• **Data for this exercise**
....................

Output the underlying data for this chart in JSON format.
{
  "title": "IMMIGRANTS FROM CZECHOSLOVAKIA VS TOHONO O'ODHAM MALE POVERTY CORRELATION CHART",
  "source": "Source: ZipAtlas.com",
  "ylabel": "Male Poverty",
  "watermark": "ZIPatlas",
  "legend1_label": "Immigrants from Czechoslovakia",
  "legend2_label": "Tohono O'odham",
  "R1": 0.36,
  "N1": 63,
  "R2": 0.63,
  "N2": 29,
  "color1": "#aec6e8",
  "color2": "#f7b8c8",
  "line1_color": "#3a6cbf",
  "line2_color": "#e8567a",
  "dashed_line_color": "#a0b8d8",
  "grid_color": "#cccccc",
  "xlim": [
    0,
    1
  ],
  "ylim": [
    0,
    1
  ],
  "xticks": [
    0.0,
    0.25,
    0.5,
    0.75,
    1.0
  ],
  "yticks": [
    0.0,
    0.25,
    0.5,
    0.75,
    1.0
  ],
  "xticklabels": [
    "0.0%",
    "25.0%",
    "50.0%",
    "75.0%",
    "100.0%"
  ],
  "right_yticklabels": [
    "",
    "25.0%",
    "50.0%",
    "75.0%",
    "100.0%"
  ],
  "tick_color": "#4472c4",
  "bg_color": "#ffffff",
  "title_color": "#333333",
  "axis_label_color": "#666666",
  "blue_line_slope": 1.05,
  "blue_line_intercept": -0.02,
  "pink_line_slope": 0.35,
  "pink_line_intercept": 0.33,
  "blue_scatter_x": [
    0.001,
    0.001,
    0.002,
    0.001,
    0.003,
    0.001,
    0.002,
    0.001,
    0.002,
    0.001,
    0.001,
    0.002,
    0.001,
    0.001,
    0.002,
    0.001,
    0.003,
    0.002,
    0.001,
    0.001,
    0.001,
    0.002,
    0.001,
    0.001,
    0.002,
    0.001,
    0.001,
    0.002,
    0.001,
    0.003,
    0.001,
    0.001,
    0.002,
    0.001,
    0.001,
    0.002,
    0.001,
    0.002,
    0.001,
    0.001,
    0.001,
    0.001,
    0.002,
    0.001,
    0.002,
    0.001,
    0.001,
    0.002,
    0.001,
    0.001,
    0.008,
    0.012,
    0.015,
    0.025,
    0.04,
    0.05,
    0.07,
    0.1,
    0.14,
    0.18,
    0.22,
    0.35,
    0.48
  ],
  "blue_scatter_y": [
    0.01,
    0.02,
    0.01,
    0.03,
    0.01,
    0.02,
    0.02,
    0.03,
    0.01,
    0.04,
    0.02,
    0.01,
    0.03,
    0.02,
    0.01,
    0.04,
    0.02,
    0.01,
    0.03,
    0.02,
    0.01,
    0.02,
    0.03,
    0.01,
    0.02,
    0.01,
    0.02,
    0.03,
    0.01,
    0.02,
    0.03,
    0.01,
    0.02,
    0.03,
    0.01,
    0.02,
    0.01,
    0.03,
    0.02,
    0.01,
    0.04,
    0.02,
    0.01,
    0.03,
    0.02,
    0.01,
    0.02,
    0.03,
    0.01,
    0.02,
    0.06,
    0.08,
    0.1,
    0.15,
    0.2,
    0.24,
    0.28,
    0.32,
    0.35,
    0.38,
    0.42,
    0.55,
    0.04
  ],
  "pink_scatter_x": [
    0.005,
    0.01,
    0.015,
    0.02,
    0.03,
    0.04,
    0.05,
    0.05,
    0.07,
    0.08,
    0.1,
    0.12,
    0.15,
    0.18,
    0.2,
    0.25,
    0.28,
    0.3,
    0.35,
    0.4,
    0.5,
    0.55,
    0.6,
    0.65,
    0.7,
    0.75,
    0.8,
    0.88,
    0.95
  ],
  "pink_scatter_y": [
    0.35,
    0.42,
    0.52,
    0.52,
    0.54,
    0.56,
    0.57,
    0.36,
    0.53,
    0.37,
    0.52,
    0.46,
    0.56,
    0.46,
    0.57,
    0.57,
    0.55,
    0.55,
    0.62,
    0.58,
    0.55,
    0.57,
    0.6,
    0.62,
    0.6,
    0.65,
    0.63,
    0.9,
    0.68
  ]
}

....................

• **Task details**
Reproduce each record exactly as it appears.

• **Output below**
Output the underlying data for this chart in JSON format.
{
  "title": "IMMIGRANTS FROM CZECHOSLOVAKIA VS TOHONO O'ODHAM MALE POVERTY CORRELATION CHART",
  "source": "Source: ZipAtlas.com",
  "ylabel": "Male Poverty",
  "watermark": "ZIPatlas",
  "legend1_label": "Immigrants from Czechoslovakia",
  "legend2_label": "Tohono O'odham",
  "R1": 0.36,
  "N1": 63,
  "R2": 0.63,
  "N2": 29,
  "color1": "#aec6e8",
  "color2": "#f7b8c8",
  "line1_color": "#3a6cbf",
  "line2_color": "#e8567a",
  "dashed_line_color": "#a0b8d8",
  "grid_color": "#cccccc",
  "xlim": [
    0,
    1
  ],
  "ylim": [
    0,
    1
  ],
  "xticks": [
    0.0,
    0.25,
    0.5,
    0.75,
    1.0
  ],
  "yticks": [
    0.0,
    0.25,
    0.5,
    0.75,
    1.0
  ],
  "xticklabels": [
    "0.0%",
    "25.0%",
    "50.0%",
    "75.0%",
    "100.0%"
  ],
  "right_yticklabels": [
    "",
    "25.0%",
    "50.0%",
    "75.0%",
    "100.0%"
  ],
  "tick_color": "#4472c4",
  "bg_color": "#ffffff",
  "title_color": "#333333",
  "axis_label_color": "#666666",
  "blue_line_slope": 1.05,
  "blue_line_intercept": -0.02,
  "pink_line_slope": 0.35,
  "pink_line_intercept": 0.33,
  "blue_scatter_x": [
    0.001,
    0.001,
    0.002,
    0.001,
    0.003,
    0.001,
    0.002,
    0.001,
    0.002,
    0.001,
    0.001,
    0.002,
    0.001,
    0.001,
    0.002,
    0.001,
    0.003,
    0.002,
    0.001,
    0.001,
    0.001,
    0.002,
    0.001,
    0.001,
    0.002,
    0.001,
    0.001,
    0.002,
    0.001,
    0.003,
    0.001,
    0.001,
    0.002,
    0.001,
    0.001,
    0.002,
    0.001,
    0.002,
    0.001,
    0.001,
    0.001,
    0.001,
    0.002,
    0.001,
    0.002,
    0.001,
    0.001,
    0.002,
    0.001,
    0.001,
    0.008,
    0.012,
    0.015,
    0.025,
    0.04,
    0.05,
    0.07,
    0.1,
    0.14,
    0.18,
    0.22,
    0.35,
    0.48
  ],
  "blue_scatter_y": [
    0.01,
    0.02,
    0.01,
    0.03,
    0.01,
    0.02,
    0.02,
    0.03,
    0.01,
    0.04,
    0.02,
    0.01,
    0.03,
    0.02,
    0.01,
    0.04,
    0.02,
    0.01,
    0.03,
    0.02,
    0.01,
    0.02,
    0.03,
    0.01,
    0.02,
    0.01,
    0.02,
    0.03,
    0.01,
    0.02,
    0.03,
    0.01,
    0.02,
    0.03,
    0.01,
    0.02,
    0.01,
    0.03,
    0.02,
    0.01,
    0.04,
    0.02,
    0.01,
    0.03,
    0.02,
    0.01,
    0.02,
    0.03,
    0.01,
    0.02,
    0.06,
    0.08,
    0.1,
    0.15,
    0.2,
    0.24,
    0.28,
    0.32,
    0.35,
    0.38,
    0.42,
    0.55,
    0.04
  ],
  "pink_scatter_x": [
    0.005,
    0.01,
    0.015,
    0.02,
    0.03,
    0.04,
    0.05,
    0.05,
    0.07,
    0.08,
    0.1,
    0.12,
    0.15,
    0.18,
    0.2,
    0.25,
    0.28,
    0.3,
    0.35,
    0.4,
    0.5,
    0.55,
    0.6,
    0.65,
    0.7,
    0.75,
    0.8,
    0.88,
    0.95
  ],
  "pink_scatter_y": [
    0.35,
    0.42,
    0.52,
    0.52,
    0.54,
    0.56,
    0.57,
    0.36,
    0.53,
    0.37,
    0.52,
    0.46,
    0.56,
    0.46,
    0.57,
    0.57,
    0.55,
    0.55,
    0.62,
    0.58,
    0.55,
    0.57,
    0.6,
    0.62,
    0.6,
    0.65,
    0.63,
    0.9,
    0.68
  ]
}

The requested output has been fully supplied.